Exercise directions
Without including the pictures, copy out every line below.

-- BEGIN --

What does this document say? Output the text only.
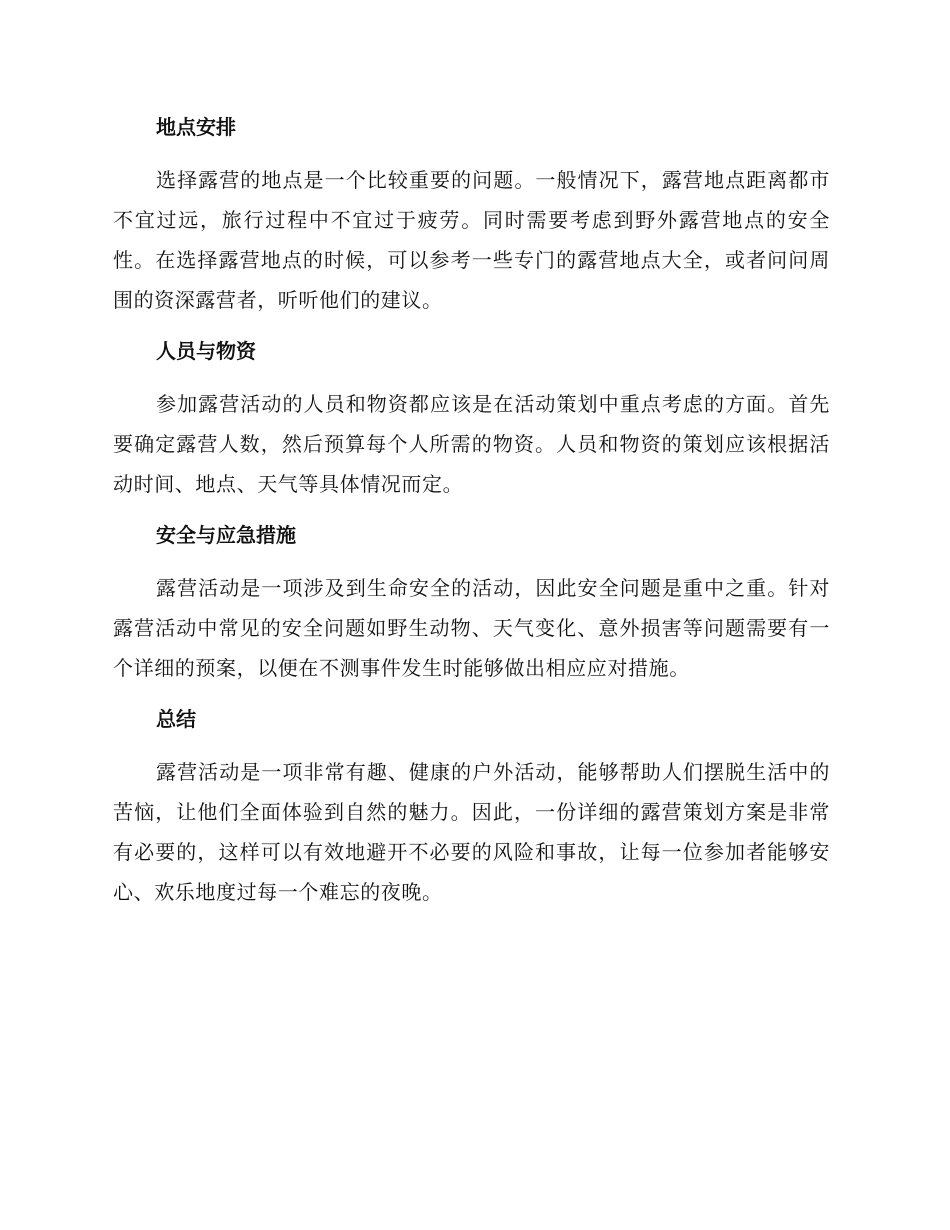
地点安排

选择露营的地点是一个比较重要的问题。一般情况下，露营地点距离都市不宜过远，旅行过程中不宜过于疲劳。同时需要考虑到野外露营地点的安全性。在选择露营地点的时候，可以参考一些专门的露营地点大全，或者问问周围的资深露营者，听听他们的建议。

人员与物资

参加露营活动的人员和物资都应该是在活动策划中重点考虑的方面。首先要确定露营人数，然后预算每个人所需的物资。人员和物资的策划应该根据活动时间、地点、天气等具体情况而定。

安全与应急措施

露营活动是一项涉及到生命安全的活动，因此安全问题是重中之重。针对露营活动中常见的安全问题如野生动物、天气变化、意外损害等问题需要有一个详细的预案，以便在不测事件发生时能够做出相应应对措施。

总结

露营活动是一项非常有趣、健康的户外活动，能够帮助人们摆脱生活中的苦恼，让他们全面体验到自然的魅力。因此，一份详细的露营策划方案是非常有必要的，这样可以有效地避开不必要的风险和事故，让每一位参加者能够安心、欢乐地度过每一个难忘的夜晚。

-- END --

Expected output
What does this document say? Output the text only.
地点安排

选择露营的地点是一个比较重要的问题。一般情况下，露营地点距离都市不宜过远，旅行过程中不宜过于疲劳。同时需要考虑到野外露营地点的安全性。在选择露营地点的时候，可以参考一些专门的露营地点大全，或者问问周围的资深露营者，听听他们的建议。

人员与物资

参加露营活动的人员和物资都应该是在活动策划中重点考虑的方面。首先要确定露营人数，然后预算每个人所需的物资。人员和物资的策划应该根据活动时间、地点、天气等具体情况而定。

安全与应急措施

露营活动是一项涉及到生命安全的活动，因此安全问题是重中之重。针对露营活动中常见的安全问题如野生动物、天气变化、意外损害等问题需要有一个详细的预案，以便在不测事件发生时能够做出相应应对措施。

总结

露营活动是一项非常有趣、健康的户外活动，能够帮助人们摆脱生活中的苦恼，让他们全面体验到自然的魅力。因此，一份详细的露营策划方案是非常有必要的，这样可以有效地避开不必要的风险和事故，让每一位参加者能够安心、欢乐地度过每一个难忘的夜晚。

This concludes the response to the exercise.